# [TASK STATEMENT]
Copy the data word for word, keeping every line.

-- Start DATA FOR THIS TASK --

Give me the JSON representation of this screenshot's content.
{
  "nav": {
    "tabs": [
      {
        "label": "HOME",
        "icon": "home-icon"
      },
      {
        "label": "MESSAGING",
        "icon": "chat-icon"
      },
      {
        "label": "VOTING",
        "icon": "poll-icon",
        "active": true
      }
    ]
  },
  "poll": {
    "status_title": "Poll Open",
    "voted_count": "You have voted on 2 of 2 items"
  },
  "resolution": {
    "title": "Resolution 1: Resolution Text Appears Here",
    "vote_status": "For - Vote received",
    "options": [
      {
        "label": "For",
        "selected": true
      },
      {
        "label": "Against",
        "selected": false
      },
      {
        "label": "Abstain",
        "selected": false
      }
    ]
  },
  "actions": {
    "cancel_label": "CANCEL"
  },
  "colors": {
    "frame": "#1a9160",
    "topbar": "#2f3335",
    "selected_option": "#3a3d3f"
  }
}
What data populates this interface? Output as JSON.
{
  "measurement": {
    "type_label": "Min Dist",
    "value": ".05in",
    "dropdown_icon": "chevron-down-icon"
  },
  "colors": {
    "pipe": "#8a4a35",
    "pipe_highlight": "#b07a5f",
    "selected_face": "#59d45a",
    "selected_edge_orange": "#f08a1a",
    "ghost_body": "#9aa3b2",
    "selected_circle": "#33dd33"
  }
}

-- End DATA FOR THIS TASK --

# [ANSWER TO THIS EXERCISE]
Give me the JSON representation of this screenshot's content.
{
  "nav": {
    "tabs": [
      {
        "label": "HOME",
        "icon": "home-icon"
      },
      {
        "label": "MESSAGING",
        "icon": "chat-icon"
      },
      {
        "label": "VOTING",
        "icon": "poll-icon",
        "active": true
      }
    ]
  },
  "poll": {
    "status_title": "Poll Open",
    "voted_count": "You have voted on 2 of 2 items"
  },
  "resolution": {
    "title": "Resolution 1: Resolution Text Appears Here",
    "vote_status": "For - Vote received",
    "options": [
      {
        "label": "For",
        "selected": true
      },
      {
        "label": "Against",
        "selected": false
      },
      {
        "label": "Abstain",
        "selected": false
      }
    ]
  },
  "actions": {
    "cancel_label": "CANCEL"
  },
  "colors": {
    "frame": "#1a9160",
    "topbar": "#2f3335",
    "selected_option": "#3a3d3f"
  }
}
What data populates this interface? Output as JSON.
{
  "measurement": {
    "type_label": "Min Dist",
    "value": ".05in",
    "dropdown_icon": "chevron-down-icon"
  },
  "colors": {
    "pipe": "#8a4a35",
    "pipe_highlight": "#b07a5f",
    "selected_face": "#59d45a",
    "selected_edge_orange": "#f08a1a",
    "ghost_body": "#9aa3b2",
    "selected_circle": "#33dd33"
  }
}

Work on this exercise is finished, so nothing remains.